◆ **WHAT IS ASKED**: Work through the material below and count the lines holding the word "pricing"; give that count and nothing more.

—————

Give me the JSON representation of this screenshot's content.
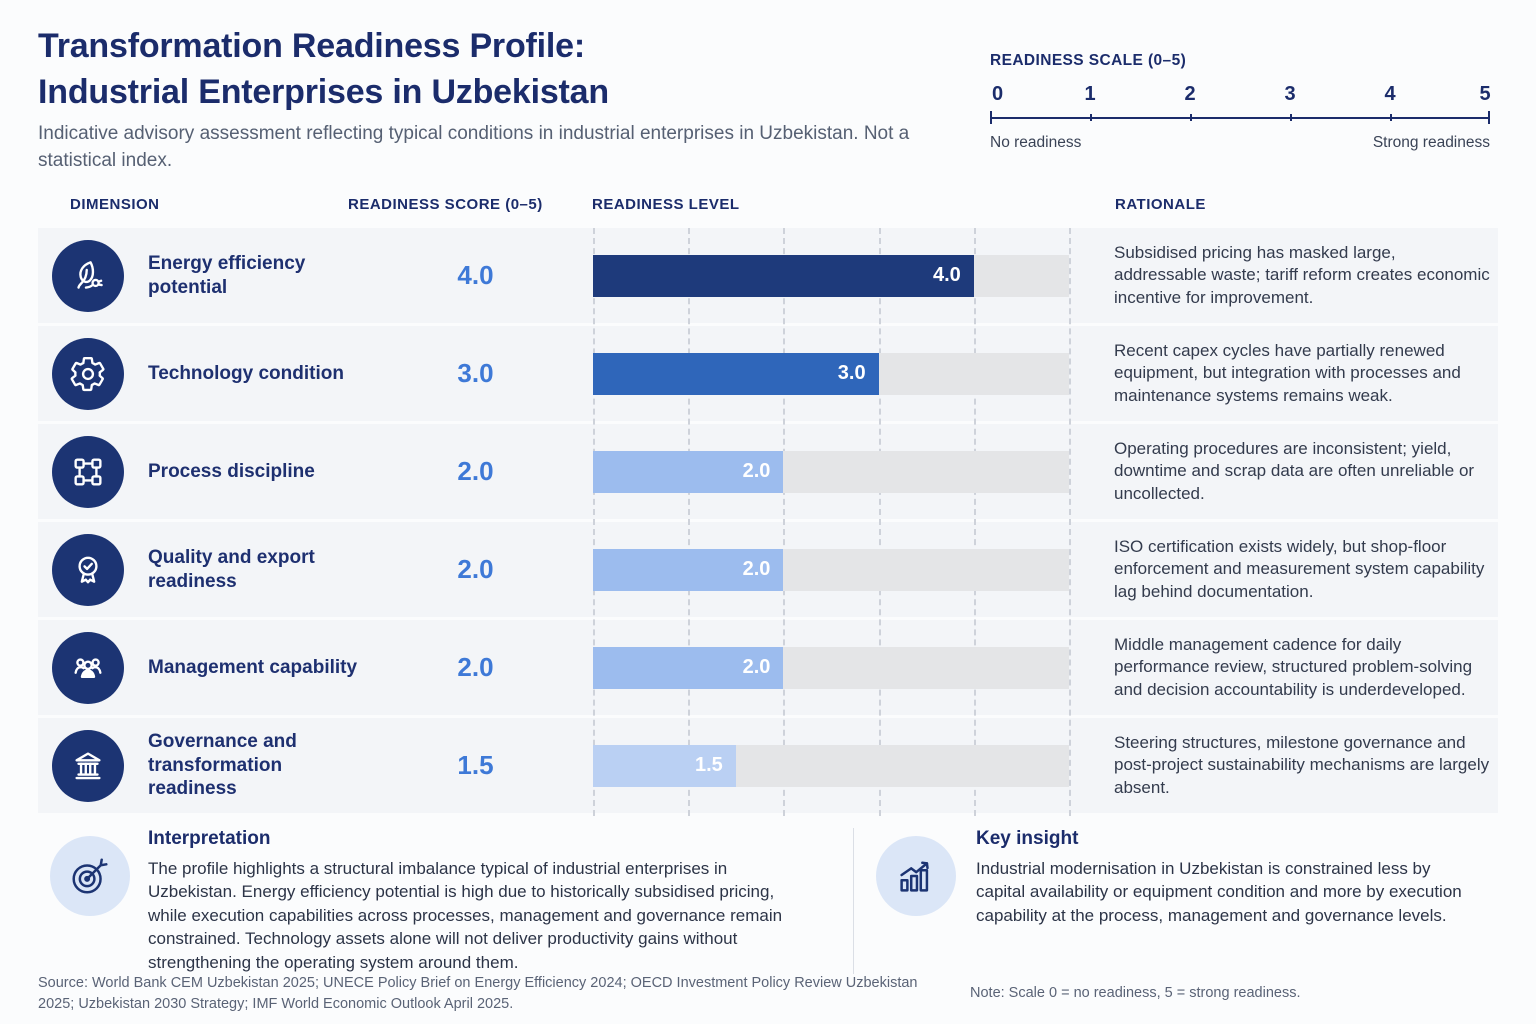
{
  "header": {
    "title_line1": "Transformation Readiness Profile:",
    "title_line2": "Industrial Enterprises in Uzbekistan",
    "subtitle": "Indicative advisory assessment reflecting typical conditions in industrial enterprises in Uzbekistan. Not a statistical index."
  },
  "scale_legend": {
    "title": "READINESS SCALE (0–5)",
    "ticks": [
      "0",
      "1",
      "2",
      "3",
      "4",
      "5"
    ],
    "left_label": "No readiness",
    "right_label": "Strong readiness"
  },
  "table": {
    "columns": [
      "DIMENSION",
      "READINESS SCORE (0–5)",
      "READINESS LEVEL",
      "RATIONALE"
    ],
    "rows": [
      {
        "dimension": "Energy efficiency potential",
        "icon": "leaf-plug-icon",
        "score": 4.0,
        "score_label": "4.0",
        "bar_label": "4.0",
        "bar_color": "#1e3a7b",
        "rationale": "Subsidised pricing has masked large, addressable waste; tariff reform creates economic incentive for improvement."
      },
      {
        "dimension": "Technology condition",
        "icon": "gear-icon",
        "score": 3.0,
        "score_label": "3.0",
        "bar_label": "3.0",
        "bar_color": "#2f66ba",
        "rationale": "Recent capex cycles have partially renewed equipment, but integration with processes and maintenance systems remains weak."
      },
      {
        "dimension": "Process discipline",
        "icon": "flowchart-icon",
        "score": 2.0,
        "score_label": "2.0",
        "bar_label": "2.0",
        "bar_color": "#9cbcee",
        "rationale": "Operating procedures are inconsistent; yield, downtime and scrap data are often unreliable or uncollected."
      },
      {
        "dimension": "Quality and export readiness",
        "icon": "medal-icon",
        "score": 2.0,
        "score_label": "2.0",
        "bar_label": "2.0",
        "bar_color": "#9cbcee",
        "rationale": "ISO certification exists widely, but shop-floor enforcement and measurement system capability lag behind documentation."
      },
      {
        "dimension": "Management capability",
        "icon": "people-icon",
        "score": 2.0,
        "score_label": "2.0",
        "bar_label": "2.0",
        "bar_color": "#9cbcee",
        "rationale": "Middle management cadence for daily performance review, structured problem-solving and decision accountability is underdeveloped."
      },
      {
        "dimension": "Governance and transformation readiness",
        "icon": "bank-icon",
        "score": 1.5,
        "score_label": "1.5",
        "bar_label": "1.5",
        "bar_color": "#bad0f3",
        "rationale": "Steering structures, milestone governance and post-project sustainability mechanisms are largely absent."
      }
    ]
  },
  "chart_data": {
    "type": "bar",
    "orientation": "horizontal",
    "title": "Transformation Readiness Profile: Industrial Enterprises in Uzbekistan",
    "categories": [
      "Energy efficiency potential",
      "Technology condition",
      "Process discipline",
      "Quality and export readiness",
      "Management capability",
      "Governance and transformation readiness"
    ],
    "values": [
      4.0,
      3.0,
      2.0,
      2.0,
      2.0,
      1.5
    ],
    "xlabel": "Readiness score (0–5)",
    "ylabel": "Dimension",
    "xlim": [
      0,
      5
    ],
    "grid": "vertical-dashed",
    "data_labels": [
      "4.0",
      "3.0",
      "2.0",
      "2.0",
      "2.0",
      "1.5"
    ],
    "scale_note": "0 = no readiness, 5 = strong readiness"
  },
  "interpretation": {
    "heading": "Interpretation",
    "icon": "target-icon",
    "body": "The profile highlights a structural imbalance typical of industrial enterprises in Uzbekistan. Energy efficiency potential is high due to historically subsidised pricing, while execution capabilities across processes, management and governance remain constrained. Technology assets alone will not deliver productivity gains without strengthening the operating system around them."
  },
  "key_insight": {
    "heading": "Key insight",
    "icon": "growth-chart-icon",
    "body": "Industrial modernisation in Uzbekistan is constrained less by capital availability or equipment condition and more by execution capability at the process, management and governance levels."
  },
  "footer": {
    "source": "Source: World Bank CEM Uzbekistan 2025; UNECE Policy Brief on Energy Efficiency 2024; OECD Investment Policy Review Uzbekistan 2025; Uzbekistan 2030 Strategy; IMF World Economic Outlook April 2025.",
    "note": "Note: Scale 0 = no readiness, 5 = strong readiness."
  },
  "colors": {
    "accent_navy": "#1b2c6b",
    "score_blue": "#3e79d7",
    "bar_dark": "#1e3a7b",
    "bar_medium": "#2f66ba",
    "bar_light": "#9cbcee",
    "bar_lighter": "#bad0f3",
    "bar_track": "#e4e5e7",
    "row_band": "#f3f5f8",
    "badge_bg": "#dbe6f7"
  }
}
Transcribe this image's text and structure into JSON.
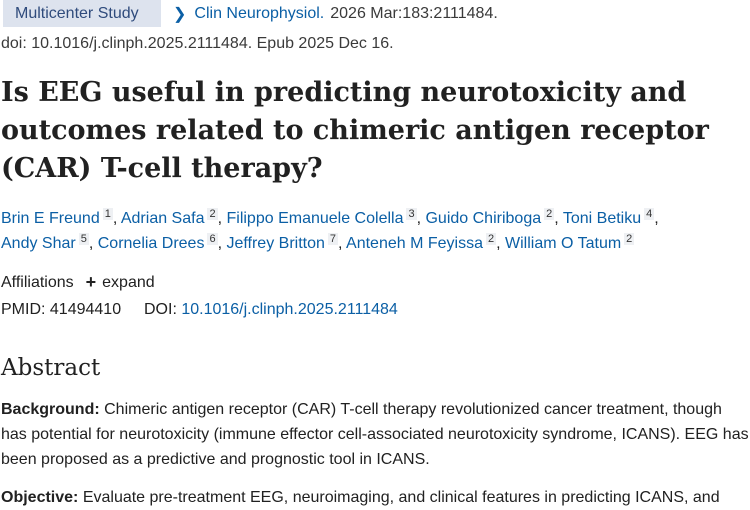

—————

◆ **FULL SOLUTION**: 2